## ACTIONS TO TAKE
1. Translate this sentence from the abstract on machine learning and finite element analysis into Spanish: "A surrogate finite element approach based on ML algorithms is also proposed to estimate the time-varying response of a one-dimensional beam."
2. Write out word for word everything in the machine learning abstract from "Poojitha Vurtur Badarinath  1" down to "Sensors (Basel). .".

## PAGE EXTRACT

A Machine Learning Approach as a Surrogate for a Finite Element Analysis: Status of Research and Application to One Dimensional Systems

Poojitha Vurtur Badarinath  1 Maria Chierichetti  2 Fatemeh Davoudi Kakhki  3
Affiliations
Review

A Machine Learning Approach as a Surrogate for a Finite Element Analysis: Status of Research and Application to One Dimensional Systems

Poojitha Vurtur Badarinath et al. Sensors (Basel). .

Abstract

Current maintenance intervals of mechanical systems are scheduled a priori based on the life of the system, resulting in expensive maintenance scheduling, and often undermining the safety of passengers. Going forward, the actual usage of a vehicle will be used to predict stresses in its structure, and therefore, to define a specific maintenance scheduling. Machine learning (ML) algorithms can be used to map a reduced set of data coming from real-time measurements of a structure into a detailed/high-fidelity finite element analysis (FEA) model of the same system. As a result, the FEA-based ML approach will directly estimate the stress distribution over the entire system during operations, thus improving the ability to define ad-hoc, safe, and efficient maintenance procedures. The paper initially presents a review of the current state-of-the-art of ML methods applied to finite elements. A surrogate finite element approach based on ML algorithms is also proposed to estimate the time-varying response of a one-dimensional beam. Several ML regression models, such as decision trees and artificial neural networks, have been developed, and their performance is compared for direct estimation of the stress distribution over a beam structure. The surrogate finite element models based on ML algorithms are able to estimate the response of the beam accurately, with artificial neural networks providing more accurate results.

## PROVIDED DATA
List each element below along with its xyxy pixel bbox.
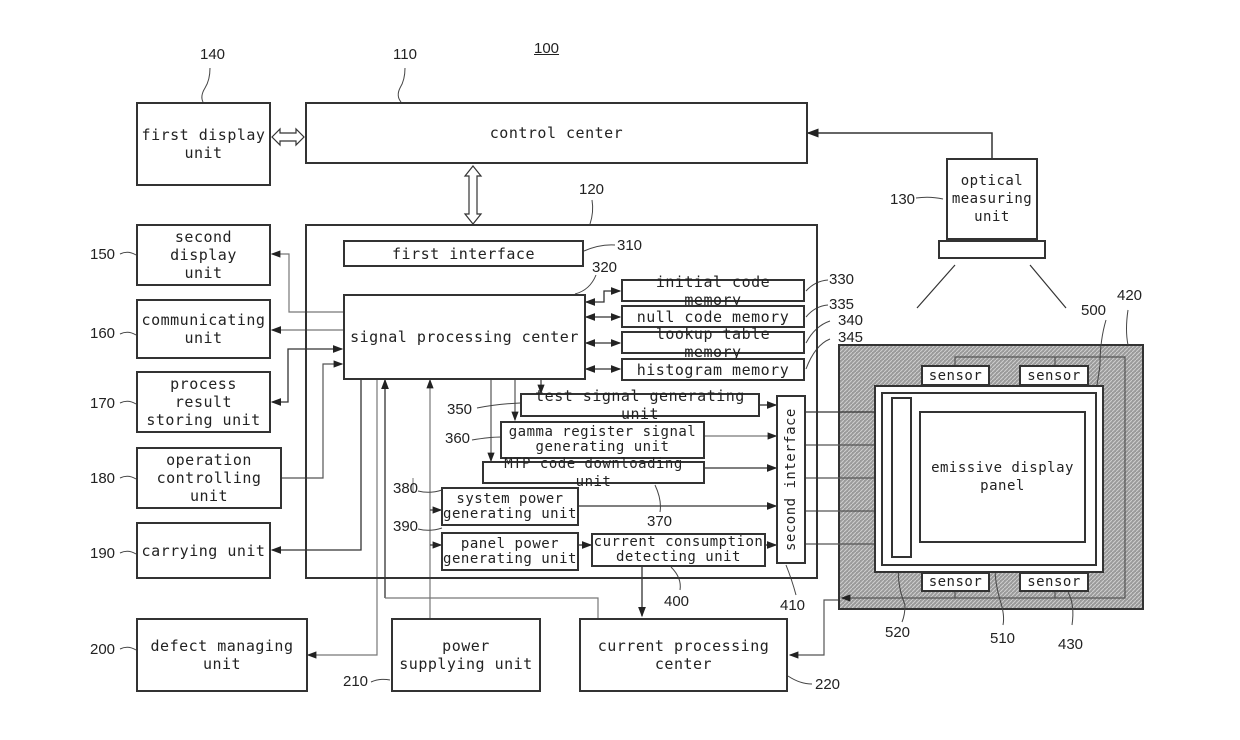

## FINAL ANSWERS
1. También se propone un enfoque sustituto de elementos finitos basado en algoritmos de ML para estimar la respuesta variable en el tiempo de una viga unidimensional.

2.
Poojitha Vurtur Badarinath  1 Maria Chierichetti  2 Fatemeh Davoudi Kakhki  3
Affiliations
Review

A Machine Learning Approach as a Surrogate for a Finite Element Analysis: Status of Research and Application to One Dimensional Systems

Poojitha Vurtur Badarinath et al. Sensors (Basel). .